Document text:

Paradox Press was a division of DC Comics formed in 1993 after editor Mark Nevelow departed from Piranha Press. Under the initial editorship of Andrew Helfer and Bronwyn Carlton the imprint was renamed. It is best known for graphic novels like A History of Violence and Road to Perdition. Jim Higgins edited the line after Helfer's departure, and Heidi MacDonald briefly took the helm in 2000 at the time of the line's final three Big Books, none of which ever saw publication.

History
Paradox Press was designed to publish graphic novels that were not of the superhero genre (as comprises most of DC's publishing efforts) and were lacking the fantasy and sci-fi elements of DC's "mature reader" line, Vertigo comics.

Information given:
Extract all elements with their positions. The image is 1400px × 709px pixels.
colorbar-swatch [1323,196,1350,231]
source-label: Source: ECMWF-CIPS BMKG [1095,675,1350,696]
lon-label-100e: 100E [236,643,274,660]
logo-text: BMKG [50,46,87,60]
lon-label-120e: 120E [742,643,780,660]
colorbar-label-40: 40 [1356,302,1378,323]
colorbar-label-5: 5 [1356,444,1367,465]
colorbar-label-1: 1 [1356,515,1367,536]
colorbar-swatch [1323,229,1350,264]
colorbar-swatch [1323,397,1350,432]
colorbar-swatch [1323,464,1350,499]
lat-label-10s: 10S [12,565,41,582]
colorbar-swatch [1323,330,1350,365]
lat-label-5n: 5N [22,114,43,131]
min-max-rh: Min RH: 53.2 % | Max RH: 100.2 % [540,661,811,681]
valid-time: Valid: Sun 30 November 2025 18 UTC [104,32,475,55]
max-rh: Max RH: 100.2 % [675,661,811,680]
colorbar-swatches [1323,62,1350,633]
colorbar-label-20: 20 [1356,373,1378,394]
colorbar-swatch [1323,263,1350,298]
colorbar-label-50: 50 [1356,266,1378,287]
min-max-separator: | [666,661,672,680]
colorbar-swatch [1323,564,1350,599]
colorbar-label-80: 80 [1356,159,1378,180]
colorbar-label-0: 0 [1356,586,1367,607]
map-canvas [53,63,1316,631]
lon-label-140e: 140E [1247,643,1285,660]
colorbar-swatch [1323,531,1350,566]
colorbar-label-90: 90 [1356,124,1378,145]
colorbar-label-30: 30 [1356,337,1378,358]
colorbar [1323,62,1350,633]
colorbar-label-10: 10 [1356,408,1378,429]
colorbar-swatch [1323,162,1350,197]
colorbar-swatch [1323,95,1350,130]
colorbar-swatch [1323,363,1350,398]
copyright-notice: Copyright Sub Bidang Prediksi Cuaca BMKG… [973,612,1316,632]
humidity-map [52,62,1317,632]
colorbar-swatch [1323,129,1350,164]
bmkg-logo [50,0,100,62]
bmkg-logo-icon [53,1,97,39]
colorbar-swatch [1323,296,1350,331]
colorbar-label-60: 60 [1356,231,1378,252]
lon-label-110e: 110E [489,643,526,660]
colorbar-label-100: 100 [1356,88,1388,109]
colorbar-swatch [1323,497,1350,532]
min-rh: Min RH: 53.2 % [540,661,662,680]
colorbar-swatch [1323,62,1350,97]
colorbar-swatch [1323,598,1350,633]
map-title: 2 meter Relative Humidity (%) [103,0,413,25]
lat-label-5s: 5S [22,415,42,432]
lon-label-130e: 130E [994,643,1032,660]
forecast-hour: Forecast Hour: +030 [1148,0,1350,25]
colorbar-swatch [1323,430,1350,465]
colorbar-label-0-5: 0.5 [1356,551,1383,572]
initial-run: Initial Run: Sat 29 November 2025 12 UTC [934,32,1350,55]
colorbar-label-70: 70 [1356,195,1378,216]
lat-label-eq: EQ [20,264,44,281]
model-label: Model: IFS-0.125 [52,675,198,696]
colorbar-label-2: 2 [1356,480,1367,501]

--

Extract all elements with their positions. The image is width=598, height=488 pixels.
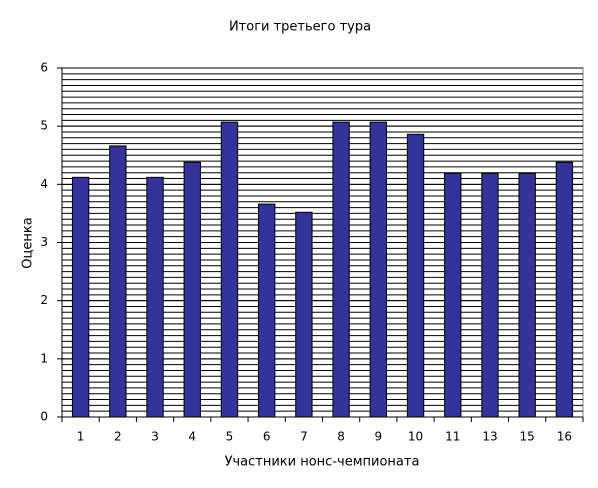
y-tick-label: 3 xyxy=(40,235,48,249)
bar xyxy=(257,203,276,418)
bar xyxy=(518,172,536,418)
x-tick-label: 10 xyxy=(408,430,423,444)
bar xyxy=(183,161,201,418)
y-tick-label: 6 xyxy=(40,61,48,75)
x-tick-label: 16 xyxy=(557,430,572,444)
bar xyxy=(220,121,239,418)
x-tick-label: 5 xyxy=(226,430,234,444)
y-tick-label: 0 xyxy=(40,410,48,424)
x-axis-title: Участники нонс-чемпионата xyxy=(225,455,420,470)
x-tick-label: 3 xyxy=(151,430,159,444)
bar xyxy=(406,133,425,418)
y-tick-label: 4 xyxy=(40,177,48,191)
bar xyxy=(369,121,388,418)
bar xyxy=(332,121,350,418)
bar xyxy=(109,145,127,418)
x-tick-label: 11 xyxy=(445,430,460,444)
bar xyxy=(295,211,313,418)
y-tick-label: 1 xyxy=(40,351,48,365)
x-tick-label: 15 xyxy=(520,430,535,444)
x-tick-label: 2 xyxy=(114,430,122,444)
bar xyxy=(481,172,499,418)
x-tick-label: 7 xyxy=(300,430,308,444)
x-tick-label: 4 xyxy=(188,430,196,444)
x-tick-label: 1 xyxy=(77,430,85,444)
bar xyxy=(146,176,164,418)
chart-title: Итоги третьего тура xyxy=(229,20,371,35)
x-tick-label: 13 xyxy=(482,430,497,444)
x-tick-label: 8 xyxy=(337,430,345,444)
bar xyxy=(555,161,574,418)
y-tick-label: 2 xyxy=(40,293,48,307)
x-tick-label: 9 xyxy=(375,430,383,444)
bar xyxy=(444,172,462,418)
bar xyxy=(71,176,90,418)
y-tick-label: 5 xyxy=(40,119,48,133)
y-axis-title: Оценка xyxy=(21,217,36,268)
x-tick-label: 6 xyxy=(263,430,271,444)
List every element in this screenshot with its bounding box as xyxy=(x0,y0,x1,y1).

...

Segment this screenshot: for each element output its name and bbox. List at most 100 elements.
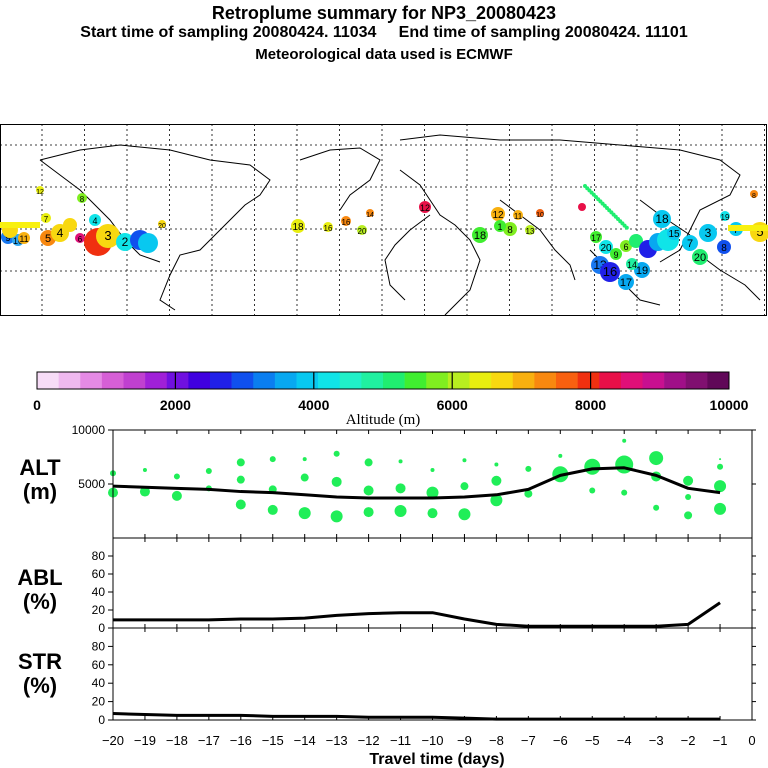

Requests:
(a) Answer these from the Paradox Press text, one line each:
(i) In what year was Paradox Press formed?
(ii) Who edited the line after Helfer's departure?
(iii) What is the name of DC's "mature reader" line?
(b) Please reproduce the stretch of the Paradox Press text from "Paradox Press was a" through "ever saw publication.".
(c) Carry the Paradox Press text forward from its last sentence.

Final answers:
(a)
(i) 1993
(ii) Jim Higgins
(iii) Vertigo comics

(b)
Paradox Press was a division of DC Comics formed in 1993 after editor Mark Nevelow departed from Piranha Press. Under the initial editorship of Andrew Helfer and Bronwyn Carlton the imprint was renamed. It is best known for graphic novels like A History of Violence and Road to Perdition. Jim Higgins edited the line after Helfer's departure, and Heidi MacDonald briefly took the helm in 2000 at the time of the line's final three Big Books, none of which ever saw publication.

(c)
Due to the limited interest in non-fantasy stories among the graphic novel demographic, the line produced only a handful of books over its decade-long history. While almost all received critical acclaim, none reached high sales amongst the general graphic-novel and comic book reading populace. Two of the imprint's books (A History of Violence and Road to Perdition) were adapted into successful films and Scott McCloud's Understanding Comics (originally published through Kitchen Sink Press) is considered one of the authoritative bibles of the medium. The true-life anthology series of Big Books also found a niche following. The Big Book Of series was an anthology series, each devoted to a theme or concept, e.g., The Big Book of Conspiracies or The Big Book of Urban Legends. 

Due to low sales amongst the line, it was phased out, and most of the books under this imprint are out of print for the foreseeable future. Those books which have remained in print were released under DC's more lucrative Vertigo label.

Books
Below is a list of books published under the Paradox Press logo:

 The Big Book of:
 the '70s
 Bad
 Conspiracies
 Death
 Freaks
 Grimm
 Hoaxes
 Little Criminals
 Losers
 Martyrs
 Scandal!
 Thugs
 the Unexplained
 Urban Legends
 Vice
 the Weird Wild West
 Weirdos
 The Bogie Man
 Brooklyn Dreams
 Family Man

 Gon:
 Gon
 Gon on Safari
 Gon Swimming
 Gon Underground
 Gon Wild!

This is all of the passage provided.